Dataset items:
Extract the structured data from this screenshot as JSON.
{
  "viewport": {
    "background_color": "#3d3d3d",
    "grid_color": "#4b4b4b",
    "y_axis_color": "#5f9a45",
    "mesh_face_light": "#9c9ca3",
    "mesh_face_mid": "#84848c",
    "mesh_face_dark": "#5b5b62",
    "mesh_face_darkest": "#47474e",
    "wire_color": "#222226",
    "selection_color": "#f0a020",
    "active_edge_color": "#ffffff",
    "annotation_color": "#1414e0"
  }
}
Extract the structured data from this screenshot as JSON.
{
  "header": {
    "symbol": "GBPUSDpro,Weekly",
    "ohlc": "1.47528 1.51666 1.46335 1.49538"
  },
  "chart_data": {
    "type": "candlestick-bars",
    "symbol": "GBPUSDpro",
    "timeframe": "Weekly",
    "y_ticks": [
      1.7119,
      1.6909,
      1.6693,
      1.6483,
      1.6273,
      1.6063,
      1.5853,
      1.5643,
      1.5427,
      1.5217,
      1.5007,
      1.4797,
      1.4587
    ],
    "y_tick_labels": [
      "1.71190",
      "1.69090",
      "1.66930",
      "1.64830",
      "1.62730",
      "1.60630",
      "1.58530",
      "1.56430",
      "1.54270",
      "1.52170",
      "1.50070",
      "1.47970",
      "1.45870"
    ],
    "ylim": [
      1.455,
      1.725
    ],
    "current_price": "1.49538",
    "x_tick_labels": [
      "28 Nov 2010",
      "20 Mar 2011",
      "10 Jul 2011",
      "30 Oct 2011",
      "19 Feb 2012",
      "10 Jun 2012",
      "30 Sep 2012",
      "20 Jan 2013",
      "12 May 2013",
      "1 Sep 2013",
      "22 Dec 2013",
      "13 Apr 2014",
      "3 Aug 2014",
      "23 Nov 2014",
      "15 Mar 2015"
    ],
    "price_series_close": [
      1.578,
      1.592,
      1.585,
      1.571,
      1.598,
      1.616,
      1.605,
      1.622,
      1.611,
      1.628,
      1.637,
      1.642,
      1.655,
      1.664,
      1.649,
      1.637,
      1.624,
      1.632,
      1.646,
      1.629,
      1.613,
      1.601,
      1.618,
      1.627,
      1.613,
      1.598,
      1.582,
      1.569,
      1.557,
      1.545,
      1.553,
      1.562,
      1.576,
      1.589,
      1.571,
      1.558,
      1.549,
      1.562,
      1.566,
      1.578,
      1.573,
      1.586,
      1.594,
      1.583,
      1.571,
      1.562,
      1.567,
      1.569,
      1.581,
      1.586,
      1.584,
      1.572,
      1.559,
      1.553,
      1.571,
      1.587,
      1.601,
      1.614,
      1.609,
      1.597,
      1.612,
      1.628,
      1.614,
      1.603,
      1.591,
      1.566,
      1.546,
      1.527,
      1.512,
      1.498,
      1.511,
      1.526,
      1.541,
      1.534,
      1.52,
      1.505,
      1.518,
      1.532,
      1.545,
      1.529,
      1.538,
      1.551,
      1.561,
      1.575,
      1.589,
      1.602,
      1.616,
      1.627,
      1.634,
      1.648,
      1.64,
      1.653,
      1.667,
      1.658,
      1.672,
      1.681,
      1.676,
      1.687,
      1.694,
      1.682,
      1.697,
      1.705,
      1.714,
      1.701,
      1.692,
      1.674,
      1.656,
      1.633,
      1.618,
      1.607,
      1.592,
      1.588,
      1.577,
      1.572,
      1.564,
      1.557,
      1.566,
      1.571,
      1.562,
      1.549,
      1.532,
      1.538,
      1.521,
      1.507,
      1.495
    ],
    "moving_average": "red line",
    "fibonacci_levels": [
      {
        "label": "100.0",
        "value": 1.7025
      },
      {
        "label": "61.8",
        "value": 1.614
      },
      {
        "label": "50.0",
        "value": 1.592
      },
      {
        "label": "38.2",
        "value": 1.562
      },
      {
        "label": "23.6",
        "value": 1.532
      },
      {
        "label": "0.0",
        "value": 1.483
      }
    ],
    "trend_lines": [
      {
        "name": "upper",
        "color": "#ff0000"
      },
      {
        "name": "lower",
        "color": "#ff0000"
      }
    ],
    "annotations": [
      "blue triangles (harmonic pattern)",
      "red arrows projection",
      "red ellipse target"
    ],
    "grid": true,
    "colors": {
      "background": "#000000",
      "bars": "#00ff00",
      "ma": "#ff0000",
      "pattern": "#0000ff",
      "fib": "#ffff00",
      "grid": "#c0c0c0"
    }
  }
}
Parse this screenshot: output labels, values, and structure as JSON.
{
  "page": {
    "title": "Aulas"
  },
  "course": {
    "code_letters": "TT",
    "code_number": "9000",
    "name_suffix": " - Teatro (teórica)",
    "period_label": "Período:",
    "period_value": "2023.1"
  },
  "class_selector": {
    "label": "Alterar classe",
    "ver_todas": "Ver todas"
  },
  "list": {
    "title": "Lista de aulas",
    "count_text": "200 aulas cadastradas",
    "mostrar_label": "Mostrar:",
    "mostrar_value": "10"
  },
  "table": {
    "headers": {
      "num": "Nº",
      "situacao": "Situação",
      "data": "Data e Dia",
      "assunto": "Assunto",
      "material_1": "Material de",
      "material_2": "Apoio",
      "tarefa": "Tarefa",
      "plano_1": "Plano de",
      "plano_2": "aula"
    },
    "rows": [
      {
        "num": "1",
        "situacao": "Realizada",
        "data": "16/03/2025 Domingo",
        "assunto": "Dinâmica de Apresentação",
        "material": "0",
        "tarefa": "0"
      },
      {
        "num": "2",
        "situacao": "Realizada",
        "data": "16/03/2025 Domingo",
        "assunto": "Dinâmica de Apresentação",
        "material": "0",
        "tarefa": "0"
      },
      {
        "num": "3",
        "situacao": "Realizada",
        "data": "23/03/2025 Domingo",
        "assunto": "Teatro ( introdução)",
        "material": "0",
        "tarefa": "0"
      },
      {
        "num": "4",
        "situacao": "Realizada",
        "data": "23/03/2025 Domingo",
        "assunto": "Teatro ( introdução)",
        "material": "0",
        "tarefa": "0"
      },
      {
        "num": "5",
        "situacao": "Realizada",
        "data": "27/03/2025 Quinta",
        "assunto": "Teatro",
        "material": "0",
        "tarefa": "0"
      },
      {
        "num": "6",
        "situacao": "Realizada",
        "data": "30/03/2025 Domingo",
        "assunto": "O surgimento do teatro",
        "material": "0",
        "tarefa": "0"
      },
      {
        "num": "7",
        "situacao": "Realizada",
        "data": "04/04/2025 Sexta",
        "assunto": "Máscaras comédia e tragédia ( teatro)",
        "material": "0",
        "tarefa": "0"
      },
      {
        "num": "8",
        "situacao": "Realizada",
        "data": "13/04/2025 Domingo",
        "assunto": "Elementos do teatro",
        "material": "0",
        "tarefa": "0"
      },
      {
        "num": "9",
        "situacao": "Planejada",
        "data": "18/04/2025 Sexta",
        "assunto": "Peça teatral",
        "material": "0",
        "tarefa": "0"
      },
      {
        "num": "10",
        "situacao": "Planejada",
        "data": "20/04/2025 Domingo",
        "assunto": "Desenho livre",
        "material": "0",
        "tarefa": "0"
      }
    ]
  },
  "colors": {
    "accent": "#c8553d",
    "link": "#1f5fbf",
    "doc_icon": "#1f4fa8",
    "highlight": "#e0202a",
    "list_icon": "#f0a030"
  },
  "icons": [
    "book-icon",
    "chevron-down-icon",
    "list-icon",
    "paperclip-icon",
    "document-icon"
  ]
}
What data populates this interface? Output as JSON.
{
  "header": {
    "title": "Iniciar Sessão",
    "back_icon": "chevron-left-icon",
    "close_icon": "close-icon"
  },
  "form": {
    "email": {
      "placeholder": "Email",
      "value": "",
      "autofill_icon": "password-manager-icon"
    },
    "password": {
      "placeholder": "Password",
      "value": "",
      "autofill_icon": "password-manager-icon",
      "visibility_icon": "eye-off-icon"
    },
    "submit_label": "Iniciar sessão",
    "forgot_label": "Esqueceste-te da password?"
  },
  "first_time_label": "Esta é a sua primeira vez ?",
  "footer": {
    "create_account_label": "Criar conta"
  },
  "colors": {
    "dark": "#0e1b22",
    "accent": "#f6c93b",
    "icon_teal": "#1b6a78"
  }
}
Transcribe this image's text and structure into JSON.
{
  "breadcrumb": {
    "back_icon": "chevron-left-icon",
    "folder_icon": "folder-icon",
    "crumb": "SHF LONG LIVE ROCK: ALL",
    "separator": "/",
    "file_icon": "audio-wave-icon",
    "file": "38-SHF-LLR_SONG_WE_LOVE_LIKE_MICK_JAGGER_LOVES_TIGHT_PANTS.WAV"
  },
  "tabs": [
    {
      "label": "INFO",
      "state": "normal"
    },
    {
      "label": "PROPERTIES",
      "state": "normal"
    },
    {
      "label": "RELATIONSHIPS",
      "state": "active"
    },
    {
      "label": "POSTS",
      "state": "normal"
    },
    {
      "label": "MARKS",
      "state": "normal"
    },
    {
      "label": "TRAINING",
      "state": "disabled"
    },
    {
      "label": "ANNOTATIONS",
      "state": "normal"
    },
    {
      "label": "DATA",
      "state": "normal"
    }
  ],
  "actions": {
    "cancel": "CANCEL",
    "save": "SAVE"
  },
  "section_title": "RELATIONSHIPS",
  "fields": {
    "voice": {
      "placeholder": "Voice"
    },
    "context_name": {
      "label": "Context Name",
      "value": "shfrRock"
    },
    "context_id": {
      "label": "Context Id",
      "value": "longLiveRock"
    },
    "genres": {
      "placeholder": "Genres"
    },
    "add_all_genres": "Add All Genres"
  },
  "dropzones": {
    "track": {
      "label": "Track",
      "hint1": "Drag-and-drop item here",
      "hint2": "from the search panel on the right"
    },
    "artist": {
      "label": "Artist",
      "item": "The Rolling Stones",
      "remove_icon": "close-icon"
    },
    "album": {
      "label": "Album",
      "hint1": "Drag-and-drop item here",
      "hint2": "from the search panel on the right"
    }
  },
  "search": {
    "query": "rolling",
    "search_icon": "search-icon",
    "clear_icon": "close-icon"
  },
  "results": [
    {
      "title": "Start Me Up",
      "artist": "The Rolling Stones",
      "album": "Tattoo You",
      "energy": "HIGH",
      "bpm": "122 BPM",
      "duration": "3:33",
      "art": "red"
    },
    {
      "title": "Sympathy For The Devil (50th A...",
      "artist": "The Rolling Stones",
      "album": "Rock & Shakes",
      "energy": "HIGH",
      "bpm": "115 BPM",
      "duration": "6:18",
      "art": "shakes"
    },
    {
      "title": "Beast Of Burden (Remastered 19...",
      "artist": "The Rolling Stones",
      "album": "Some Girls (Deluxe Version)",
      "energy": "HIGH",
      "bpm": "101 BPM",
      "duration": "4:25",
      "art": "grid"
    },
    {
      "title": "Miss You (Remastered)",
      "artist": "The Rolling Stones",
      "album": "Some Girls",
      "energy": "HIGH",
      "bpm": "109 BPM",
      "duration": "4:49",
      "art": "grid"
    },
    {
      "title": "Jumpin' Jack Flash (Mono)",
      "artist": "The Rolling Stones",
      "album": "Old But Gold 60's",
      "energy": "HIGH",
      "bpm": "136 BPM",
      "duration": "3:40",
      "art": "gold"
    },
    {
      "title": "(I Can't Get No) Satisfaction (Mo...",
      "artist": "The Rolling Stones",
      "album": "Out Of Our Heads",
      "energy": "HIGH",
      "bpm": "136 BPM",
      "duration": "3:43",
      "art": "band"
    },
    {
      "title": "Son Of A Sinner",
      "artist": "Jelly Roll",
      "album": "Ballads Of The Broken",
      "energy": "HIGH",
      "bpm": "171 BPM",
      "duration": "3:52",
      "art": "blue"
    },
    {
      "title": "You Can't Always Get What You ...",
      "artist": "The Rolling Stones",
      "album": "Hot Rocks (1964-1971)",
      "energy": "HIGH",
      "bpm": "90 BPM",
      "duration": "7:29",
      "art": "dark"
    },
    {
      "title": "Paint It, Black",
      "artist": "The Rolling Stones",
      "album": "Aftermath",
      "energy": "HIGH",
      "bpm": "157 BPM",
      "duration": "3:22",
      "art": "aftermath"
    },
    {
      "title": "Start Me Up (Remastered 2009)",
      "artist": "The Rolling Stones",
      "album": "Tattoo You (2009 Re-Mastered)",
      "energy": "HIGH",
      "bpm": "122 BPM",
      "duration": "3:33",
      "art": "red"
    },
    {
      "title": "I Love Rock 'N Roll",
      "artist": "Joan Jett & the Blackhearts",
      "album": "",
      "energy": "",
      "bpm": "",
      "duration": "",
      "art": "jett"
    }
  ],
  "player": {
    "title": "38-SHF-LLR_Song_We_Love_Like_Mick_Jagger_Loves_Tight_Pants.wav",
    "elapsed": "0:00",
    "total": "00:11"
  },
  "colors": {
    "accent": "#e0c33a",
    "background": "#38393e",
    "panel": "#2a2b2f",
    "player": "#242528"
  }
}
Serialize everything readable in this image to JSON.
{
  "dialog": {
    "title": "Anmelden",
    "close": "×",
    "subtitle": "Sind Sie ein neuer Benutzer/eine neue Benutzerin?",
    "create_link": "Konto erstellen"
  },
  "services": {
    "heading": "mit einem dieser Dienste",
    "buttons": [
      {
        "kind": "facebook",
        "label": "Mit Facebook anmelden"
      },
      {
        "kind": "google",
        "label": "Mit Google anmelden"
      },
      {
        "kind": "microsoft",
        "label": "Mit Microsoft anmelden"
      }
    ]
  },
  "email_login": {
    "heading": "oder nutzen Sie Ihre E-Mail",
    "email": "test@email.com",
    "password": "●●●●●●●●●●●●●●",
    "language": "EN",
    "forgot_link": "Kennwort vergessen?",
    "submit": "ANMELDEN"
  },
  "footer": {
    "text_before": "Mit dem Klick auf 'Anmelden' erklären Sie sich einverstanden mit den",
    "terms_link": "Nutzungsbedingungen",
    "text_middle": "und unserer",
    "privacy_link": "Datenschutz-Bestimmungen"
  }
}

* _Goal_: Copy all lines in the listing above where the string "JSON" appears.

* _Correct output_:
Extract the structured data from this screenshot as JSON.
Extract the structured data from this screenshot as JSON.
Parse this screenshot: output labels, values, and structure as JSON.
What data populates this interface? Output as JSON.
Transcribe this image's text and structure into JSON.
Serialize everything readable in this image to JSON.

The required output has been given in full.